### What you should do
Reproduce the listing below word for word, with no pictures.

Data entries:
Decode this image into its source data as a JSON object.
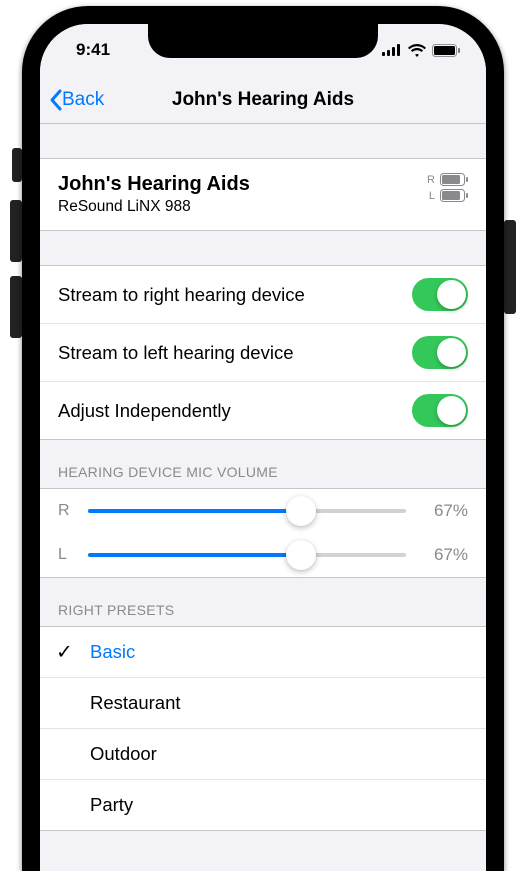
{
  "status": {
    "time": "9:41"
  },
  "nav": {
    "back_label": "Back",
    "title": "John's Hearing Aids"
  },
  "device": {
    "name": "John's Hearing Aids",
    "model": "ReSound LiNX 988",
    "battery_right_label": "R",
    "battery_left_label": "L",
    "battery_right_level": 0.85,
    "battery_left_level": 0.85
  },
  "toggles": {
    "stream_right_label": "Stream to right hearing device",
    "stream_right_on": true,
    "stream_left_label": "Stream to left hearing device",
    "stream_left_on": true,
    "adjust_independent_label": "Adjust Independently",
    "adjust_independent_on": true
  },
  "mic_volume": {
    "header": "Hearing Device Mic Volume",
    "right_label": "R",
    "right_value": 67,
    "right_display": "67%",
    "left_label": "L",
    "left_value": 67,
    "left_display": "67%"
  },
  "presets": {
    "header": "Right Presets",
    "items": [
      {
        "label": "Basic",
        "selected": true
      },
      {
        "label": "Restaurant",
        "selected": false
      },
      {
        "label": "Outdoor",
        "selected": false
      },
      {
        "label": "Party",
        "selected": false
      }
    ]
  }
}
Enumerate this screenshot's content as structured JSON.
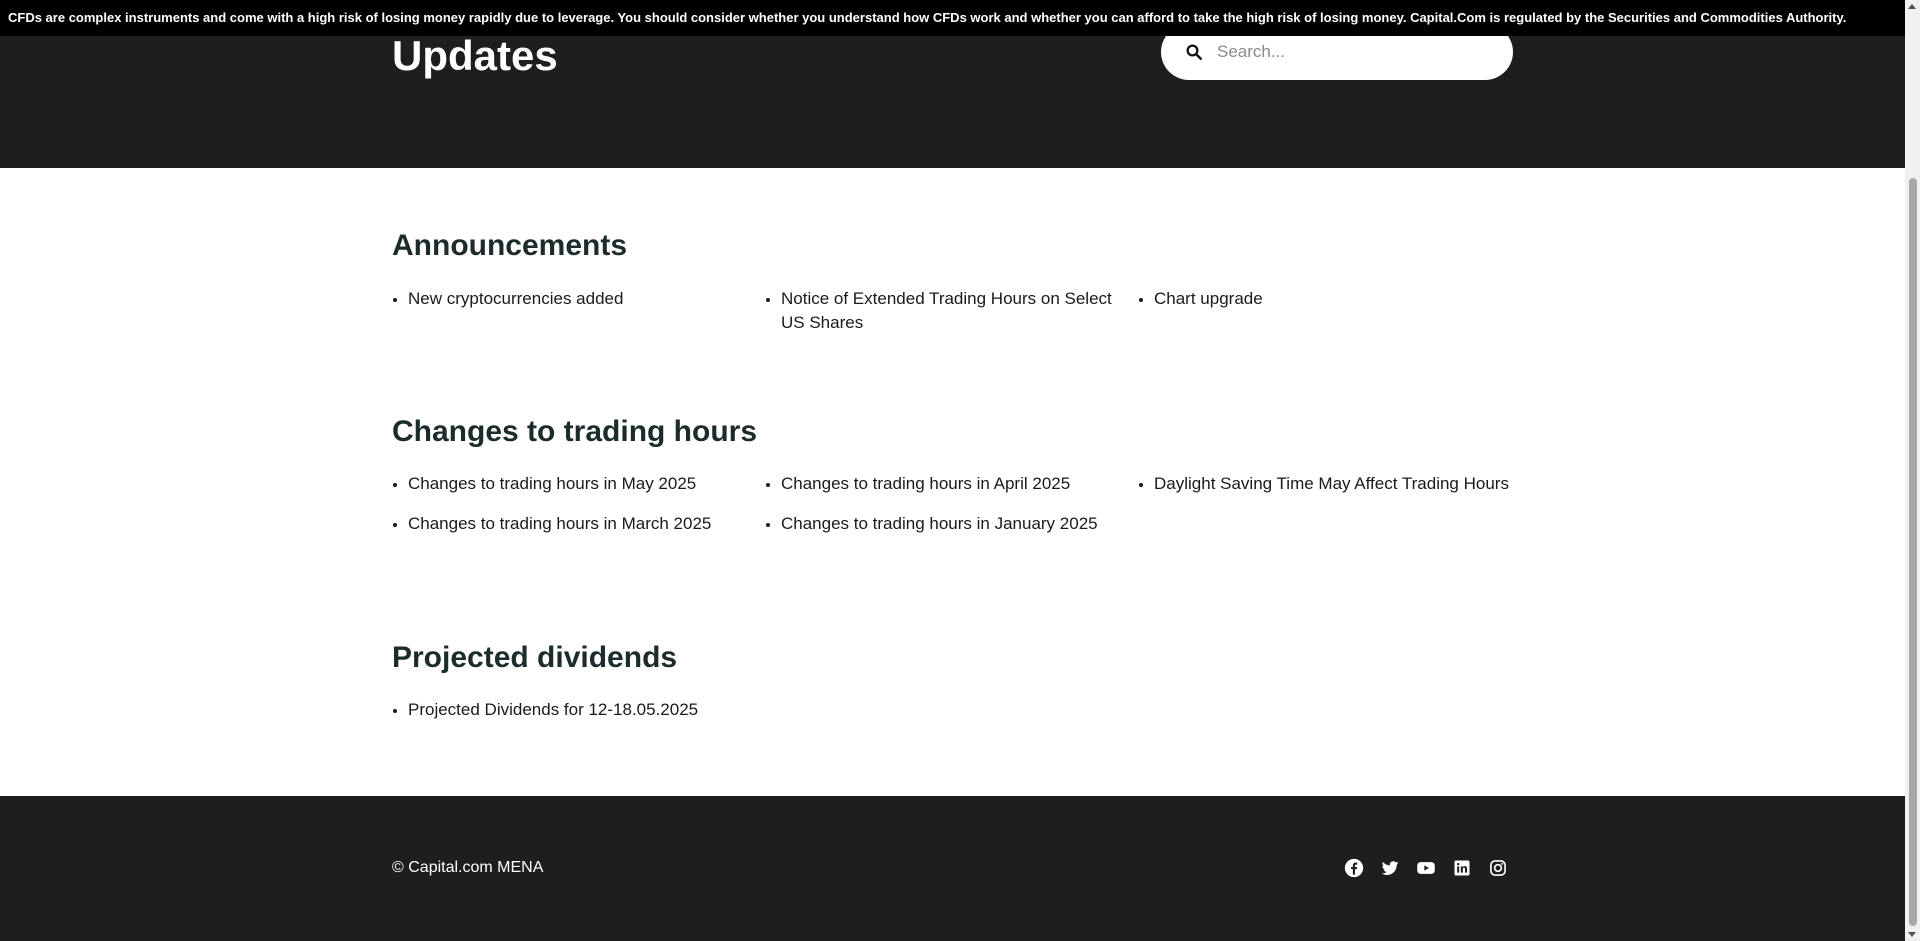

### The reply
Decode this image into its source data as a JSON object.
{
  "status": {
    "time": "9:41"
  },
  "nav": {
    "back_label": "Back",
    "title": "John's Hearing Aids"
  },
  "device": {
    "name": "John's Hearing Aids",
    "model": "ReSound LiNX 988",
    "battery_right_label": "R",
    "battery_left_label": "L",
    "battery_right_level": 0.85,
    "battery_left_level": 0.85
  },
  "toggles": {
    "stream_right_label": "Stream to right hearing device",
    "stream_right_on": true,
    "stream_left_label": "Stream to left hearing device",
    "stream_left_on": true,
    "adjust_independent_label": "Adjust Independently",
    "adjust_independent_on": true
  },
  "mic_volume": {
    "header": "Hearing Device Mic Volume",
    "right_label": "R",
    "right_value": 67,
    "right_display": "67%",
    "left_label": "L",
    "left_value": 67,
    "left_display": "67%"
  },
  "presets": {
    "header": "Right Presets",
    "items": [
      {
        "label": "Basic",
        "selected": true
      },
      {
        "label": "Restaurant",
        "selected": false
      },
      {
        "label": "Outdoor",
        "selected": false
      },
      {
        "label": "Party",
        "selected": false
      }
    ]
  }
}
Enumerate this screenshot's content as structured JSON.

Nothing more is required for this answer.